* THE TASK *
Gather up every line that includes the string "Makassar".

(Extracted data entries)
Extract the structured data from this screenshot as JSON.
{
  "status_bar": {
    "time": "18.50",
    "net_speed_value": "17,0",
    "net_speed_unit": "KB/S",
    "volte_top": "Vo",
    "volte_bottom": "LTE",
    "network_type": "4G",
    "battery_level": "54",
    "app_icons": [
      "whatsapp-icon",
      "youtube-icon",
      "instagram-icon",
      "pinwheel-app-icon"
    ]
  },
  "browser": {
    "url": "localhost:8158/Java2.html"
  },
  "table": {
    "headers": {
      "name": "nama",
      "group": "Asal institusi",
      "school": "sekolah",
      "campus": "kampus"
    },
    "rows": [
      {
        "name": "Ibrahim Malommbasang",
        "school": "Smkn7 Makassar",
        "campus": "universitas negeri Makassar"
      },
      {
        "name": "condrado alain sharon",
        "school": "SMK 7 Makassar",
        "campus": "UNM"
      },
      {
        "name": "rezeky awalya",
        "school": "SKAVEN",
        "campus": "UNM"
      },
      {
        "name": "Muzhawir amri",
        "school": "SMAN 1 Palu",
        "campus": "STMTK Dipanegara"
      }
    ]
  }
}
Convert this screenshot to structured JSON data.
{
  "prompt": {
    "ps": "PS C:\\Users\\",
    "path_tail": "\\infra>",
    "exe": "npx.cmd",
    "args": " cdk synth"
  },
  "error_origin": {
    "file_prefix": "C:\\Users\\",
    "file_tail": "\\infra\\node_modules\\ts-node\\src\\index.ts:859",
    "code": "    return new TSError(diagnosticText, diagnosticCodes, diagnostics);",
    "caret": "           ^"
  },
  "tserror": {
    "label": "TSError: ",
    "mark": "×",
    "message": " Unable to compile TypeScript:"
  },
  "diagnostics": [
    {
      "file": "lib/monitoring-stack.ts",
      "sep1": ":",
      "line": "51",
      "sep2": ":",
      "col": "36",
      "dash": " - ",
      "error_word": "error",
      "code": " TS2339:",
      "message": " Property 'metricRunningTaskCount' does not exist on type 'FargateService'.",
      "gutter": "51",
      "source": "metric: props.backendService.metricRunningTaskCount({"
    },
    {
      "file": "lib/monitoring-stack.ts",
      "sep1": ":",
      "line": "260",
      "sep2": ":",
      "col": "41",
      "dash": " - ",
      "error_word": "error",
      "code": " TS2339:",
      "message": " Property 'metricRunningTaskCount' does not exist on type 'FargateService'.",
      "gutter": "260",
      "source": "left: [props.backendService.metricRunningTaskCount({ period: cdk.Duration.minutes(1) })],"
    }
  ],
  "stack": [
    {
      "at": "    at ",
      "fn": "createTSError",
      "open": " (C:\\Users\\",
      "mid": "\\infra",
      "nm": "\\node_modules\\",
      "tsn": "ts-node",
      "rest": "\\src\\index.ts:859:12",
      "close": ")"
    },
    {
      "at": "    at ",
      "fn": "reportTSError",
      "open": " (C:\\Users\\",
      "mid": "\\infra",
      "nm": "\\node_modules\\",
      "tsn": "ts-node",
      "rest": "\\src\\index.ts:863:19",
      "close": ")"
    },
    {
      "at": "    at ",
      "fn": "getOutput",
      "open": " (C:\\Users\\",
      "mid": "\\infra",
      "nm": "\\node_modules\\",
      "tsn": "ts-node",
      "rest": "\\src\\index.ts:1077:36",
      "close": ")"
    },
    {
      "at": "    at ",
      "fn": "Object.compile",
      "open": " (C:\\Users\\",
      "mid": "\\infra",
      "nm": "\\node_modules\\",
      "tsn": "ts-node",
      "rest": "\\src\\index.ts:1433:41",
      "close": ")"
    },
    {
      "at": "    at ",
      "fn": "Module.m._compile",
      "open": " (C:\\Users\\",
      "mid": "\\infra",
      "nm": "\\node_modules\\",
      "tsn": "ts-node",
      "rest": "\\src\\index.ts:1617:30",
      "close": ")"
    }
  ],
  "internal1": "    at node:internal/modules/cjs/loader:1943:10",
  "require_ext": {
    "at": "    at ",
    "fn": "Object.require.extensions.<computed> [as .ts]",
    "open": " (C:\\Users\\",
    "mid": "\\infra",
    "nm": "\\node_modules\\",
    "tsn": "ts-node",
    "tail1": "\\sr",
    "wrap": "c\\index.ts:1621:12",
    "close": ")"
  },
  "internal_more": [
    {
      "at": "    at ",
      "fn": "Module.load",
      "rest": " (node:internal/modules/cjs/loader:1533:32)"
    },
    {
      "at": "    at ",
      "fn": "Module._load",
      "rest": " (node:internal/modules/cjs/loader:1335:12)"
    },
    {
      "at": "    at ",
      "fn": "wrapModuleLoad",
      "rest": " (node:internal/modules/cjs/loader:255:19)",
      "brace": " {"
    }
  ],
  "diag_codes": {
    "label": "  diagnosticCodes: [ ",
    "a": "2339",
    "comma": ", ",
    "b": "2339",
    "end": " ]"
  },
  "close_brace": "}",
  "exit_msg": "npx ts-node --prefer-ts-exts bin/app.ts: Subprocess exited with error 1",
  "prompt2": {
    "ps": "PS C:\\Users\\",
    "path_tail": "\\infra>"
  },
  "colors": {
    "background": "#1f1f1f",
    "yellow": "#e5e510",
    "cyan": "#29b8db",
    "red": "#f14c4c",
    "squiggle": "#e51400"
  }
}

* CORRECT OUTPUT *
        "school": "Smkn7 Makassar",
        "campus": "universitas negeri Makassar"
        "school": "SMK 7 Makassar",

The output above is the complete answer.